**What is expected:** Look through the material below. Copy every line with the string "hvilken" in it.

** start Records shown **

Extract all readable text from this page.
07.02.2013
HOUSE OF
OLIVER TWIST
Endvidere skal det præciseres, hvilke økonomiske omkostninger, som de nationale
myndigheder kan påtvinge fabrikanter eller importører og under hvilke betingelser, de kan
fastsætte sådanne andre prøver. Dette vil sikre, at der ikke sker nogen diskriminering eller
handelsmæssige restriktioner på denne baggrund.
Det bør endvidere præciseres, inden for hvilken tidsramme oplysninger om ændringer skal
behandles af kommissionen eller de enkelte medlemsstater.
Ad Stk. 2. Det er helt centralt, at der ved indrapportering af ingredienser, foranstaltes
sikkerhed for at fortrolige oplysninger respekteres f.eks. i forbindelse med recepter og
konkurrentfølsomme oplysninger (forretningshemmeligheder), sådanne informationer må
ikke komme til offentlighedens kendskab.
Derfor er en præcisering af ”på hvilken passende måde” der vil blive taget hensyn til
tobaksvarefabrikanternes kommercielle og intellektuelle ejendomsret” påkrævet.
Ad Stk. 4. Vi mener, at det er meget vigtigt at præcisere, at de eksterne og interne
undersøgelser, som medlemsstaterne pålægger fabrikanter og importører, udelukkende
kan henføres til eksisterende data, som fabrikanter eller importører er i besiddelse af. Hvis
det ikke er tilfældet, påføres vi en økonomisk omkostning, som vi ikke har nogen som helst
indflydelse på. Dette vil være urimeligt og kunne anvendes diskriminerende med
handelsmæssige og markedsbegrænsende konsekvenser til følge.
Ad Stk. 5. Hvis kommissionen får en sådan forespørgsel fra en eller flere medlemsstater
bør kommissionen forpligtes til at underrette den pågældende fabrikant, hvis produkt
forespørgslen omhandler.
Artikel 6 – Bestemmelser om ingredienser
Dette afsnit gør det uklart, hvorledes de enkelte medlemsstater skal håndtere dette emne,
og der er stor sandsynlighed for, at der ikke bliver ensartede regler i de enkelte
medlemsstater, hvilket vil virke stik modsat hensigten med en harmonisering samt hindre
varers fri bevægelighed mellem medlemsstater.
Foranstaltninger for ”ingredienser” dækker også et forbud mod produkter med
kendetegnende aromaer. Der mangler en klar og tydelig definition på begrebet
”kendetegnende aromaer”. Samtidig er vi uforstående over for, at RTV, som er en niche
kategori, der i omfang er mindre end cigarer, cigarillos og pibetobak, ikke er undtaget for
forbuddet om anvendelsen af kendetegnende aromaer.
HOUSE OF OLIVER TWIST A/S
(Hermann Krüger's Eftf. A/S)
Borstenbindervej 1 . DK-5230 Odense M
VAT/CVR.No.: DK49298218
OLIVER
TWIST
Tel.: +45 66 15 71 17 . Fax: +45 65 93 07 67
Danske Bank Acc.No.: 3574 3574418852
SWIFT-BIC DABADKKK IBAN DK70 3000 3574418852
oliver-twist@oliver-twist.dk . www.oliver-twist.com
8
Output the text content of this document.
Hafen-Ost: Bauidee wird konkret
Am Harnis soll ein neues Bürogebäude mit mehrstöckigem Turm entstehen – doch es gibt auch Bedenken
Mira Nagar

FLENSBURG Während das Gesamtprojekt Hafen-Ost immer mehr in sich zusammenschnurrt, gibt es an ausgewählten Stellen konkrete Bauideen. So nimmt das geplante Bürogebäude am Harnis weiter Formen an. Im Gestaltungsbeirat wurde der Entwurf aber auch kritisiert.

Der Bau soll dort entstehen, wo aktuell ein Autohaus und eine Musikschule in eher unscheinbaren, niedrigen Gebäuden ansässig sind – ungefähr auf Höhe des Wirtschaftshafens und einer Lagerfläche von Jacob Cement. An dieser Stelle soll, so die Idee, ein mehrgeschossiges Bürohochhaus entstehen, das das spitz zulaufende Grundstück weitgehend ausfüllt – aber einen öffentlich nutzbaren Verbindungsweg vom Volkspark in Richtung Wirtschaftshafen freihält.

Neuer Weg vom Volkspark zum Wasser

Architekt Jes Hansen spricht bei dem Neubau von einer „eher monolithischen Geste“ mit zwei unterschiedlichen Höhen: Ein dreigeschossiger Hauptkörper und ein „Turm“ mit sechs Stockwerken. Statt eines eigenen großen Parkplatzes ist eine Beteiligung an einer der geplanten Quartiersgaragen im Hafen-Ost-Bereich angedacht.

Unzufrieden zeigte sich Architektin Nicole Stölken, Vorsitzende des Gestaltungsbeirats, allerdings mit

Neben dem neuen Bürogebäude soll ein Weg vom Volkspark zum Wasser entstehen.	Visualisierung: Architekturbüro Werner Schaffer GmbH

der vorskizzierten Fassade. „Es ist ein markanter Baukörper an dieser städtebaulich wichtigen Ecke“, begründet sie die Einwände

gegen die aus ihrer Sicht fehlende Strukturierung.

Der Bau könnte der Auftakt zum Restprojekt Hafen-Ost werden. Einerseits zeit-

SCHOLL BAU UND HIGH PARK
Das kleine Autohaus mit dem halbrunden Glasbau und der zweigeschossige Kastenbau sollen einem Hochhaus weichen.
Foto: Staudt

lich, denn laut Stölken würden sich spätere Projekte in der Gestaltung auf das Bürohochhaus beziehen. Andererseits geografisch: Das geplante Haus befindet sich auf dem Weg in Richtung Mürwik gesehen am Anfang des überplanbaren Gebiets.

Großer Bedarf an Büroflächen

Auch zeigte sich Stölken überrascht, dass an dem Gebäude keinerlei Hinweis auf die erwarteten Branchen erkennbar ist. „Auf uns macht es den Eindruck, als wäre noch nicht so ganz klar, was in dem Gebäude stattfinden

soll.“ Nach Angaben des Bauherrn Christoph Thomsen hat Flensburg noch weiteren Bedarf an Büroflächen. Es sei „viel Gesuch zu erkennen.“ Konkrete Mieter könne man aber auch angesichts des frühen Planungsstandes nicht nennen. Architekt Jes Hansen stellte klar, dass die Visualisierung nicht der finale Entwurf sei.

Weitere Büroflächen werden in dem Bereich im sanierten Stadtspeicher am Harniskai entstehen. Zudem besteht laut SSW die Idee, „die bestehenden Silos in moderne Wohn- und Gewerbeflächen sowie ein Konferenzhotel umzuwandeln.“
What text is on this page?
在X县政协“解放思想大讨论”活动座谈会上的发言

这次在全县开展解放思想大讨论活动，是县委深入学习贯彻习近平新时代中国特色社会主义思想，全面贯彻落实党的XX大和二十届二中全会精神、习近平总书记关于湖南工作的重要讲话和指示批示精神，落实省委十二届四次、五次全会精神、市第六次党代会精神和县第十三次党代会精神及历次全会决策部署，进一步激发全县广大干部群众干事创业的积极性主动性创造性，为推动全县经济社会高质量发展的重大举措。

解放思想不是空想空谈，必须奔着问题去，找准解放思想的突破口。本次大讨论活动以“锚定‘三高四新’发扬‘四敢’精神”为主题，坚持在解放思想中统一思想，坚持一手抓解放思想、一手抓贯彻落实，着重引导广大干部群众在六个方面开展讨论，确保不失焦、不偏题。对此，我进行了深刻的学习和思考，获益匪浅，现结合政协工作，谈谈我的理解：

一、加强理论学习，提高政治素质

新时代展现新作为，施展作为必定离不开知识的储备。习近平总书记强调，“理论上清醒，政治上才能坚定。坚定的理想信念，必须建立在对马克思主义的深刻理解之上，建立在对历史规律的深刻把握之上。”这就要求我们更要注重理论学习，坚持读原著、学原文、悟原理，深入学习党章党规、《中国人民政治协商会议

** end Records shown **

**Exercise solution:**
Det bør endvidere præciseres, inden for hvilken tidsramme oplysninger om ændringer skal
Derfor er en præcisering af ”på hvilken passende måde” der vil blive taget hensyn til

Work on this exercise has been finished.